## What you are asked to do
Report every line in the listing below where the string "Table" shows up.

## Task data

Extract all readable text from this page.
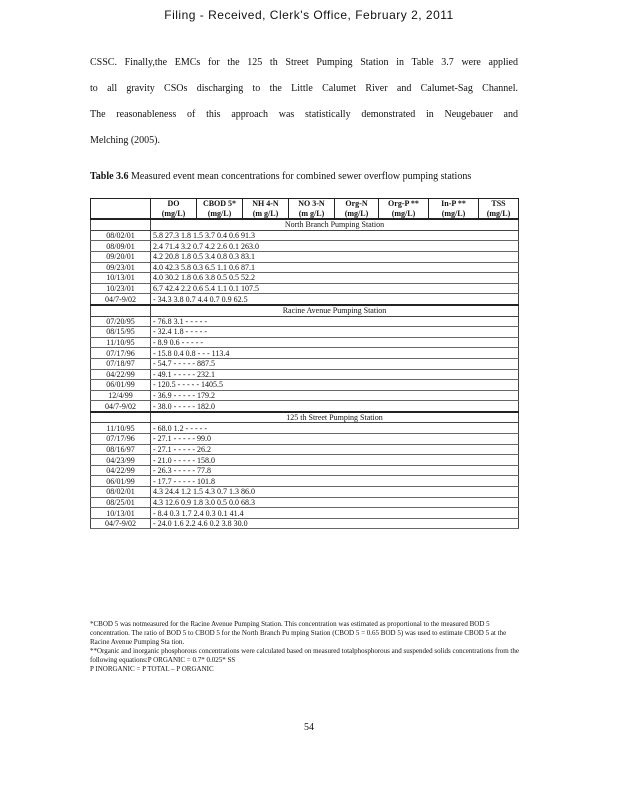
Filing - Received, Clerk's Office, February 2, 2011
CSSC. Finally,the EMCs for the 125 th Street Pumping Station in Table 3.7 were applied
to all gravity CSOs discharging to the Little Calumet River and Calumet-Sag Channel.
The reasonableness of this approach was statistically demonstrated in Neugebauer and
Melching (2005).
Table 3.6 Measured event mean concentrations for combined sewer overflow pumping stations
	DO	CBOD 5*	NH 4-N	NO 3-N	Org-N	Org-P **	In-P **	TSS
	(mg/L)	(mg/L)	(m g/L)	(m g/L)	(mg/L)	(mg/L)	(mg/L)	(mg/L)
	North Branch Pumping Station							
08/02/01	5.8 27.3 1.8 1.5 3.7 0.4 0.6 91.3							
08/09/01	2.4 71.4 3.2 0.7 4.2 2.6 0.1 263.0							
09/20/01	4.2 20.8 1.8 0.5 3.4 0.8 0.3 83.1							
09/23/01	4.0 42.3 5.8 0.3 6.5 1.1 0.6 87.1							
10/13/01	4.0 30.2 1.8 0.6 3.8 0.5 0.5 52.2							
10/23/01	6.7 42.4 2.2 0.6 5.4 1.1 0.1 107.5							
04/7-9/02	- 34.3 3.8 0.7 4.4 0.7 0.9 62.5							
	Racine Avenue Pumping Station							
07/20/95	- 76.8 3.1 - - - - -							
08/15/95	- 32.4 1.8 - - - - -							
11/10/95	- 8.9 0.6 - - - - -							
07/17/96	- 15.8 0.4 0.8 - - - 113.4							
07/18/97	- 54.7 - - - - - 887.5							
04/22/99	- 49.1 - - - - - 232.1							
06/01/99	- 120.5 - - - - - 1405.5							
12/4/99	- 36.9 - - - - - 179.2							
04/7-9/02	- 38.0 - - - - - 182.0							
	125 th Street Pumping Station							
11/10/95	- 68.0 1.2 - - - - -							
07/17/96	- 27.1 - - - - - 99.0							
08/16/97	- 27.1 - - - - - 26.2							
04/23/99	- 21.0 - - - - - 158.0							
04/22/99	- 26.3 - - - - - 77.8							
06/01/99	- 17.7 - - - - - 101.8							
08/02/01	4.3 24.4 1.2 1.5 4.3 0.7 1.3 86.0							
08/25/01	4.3 12.6 0.9 1.8 3.0 0.5 0.0 68.3							
10/13/01	- 8.4 0.3 1.7 2.4 0.3 0.1 41.4							
04/7-9/02	- 24.0 1.6 2.2 4.6 0.2 3.8 30.0							
*CBOD 5 was notmeasured for the Racine Avenue Pumping Station. This concentration was estimated as proportional to the measured BOD 5 concentration. The ratio of BOD 5 to CBOD 5 for the North Branch Pu mping Station (CBOD 5 = 0.65 BOD 5) was used to estimate CBOD 5 at the Racine Avenue Pumping Sta tion.
**Organic and inorganic phosphorous concentrations were calculated based on measured totalphosphorous and suspended solids concentrations from the following equations:P ORGANIC = 0.7* 0.025* SS
P INORGANIC = P TOTAL – P ORGANIC
54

## Output of the task
CSSC. Finally,the EMCs for the 125 th Street Pumping Station in Table 3.7 were applied
Table 3.6 Measured event mean concentrations for combined sewer overflow pumping stations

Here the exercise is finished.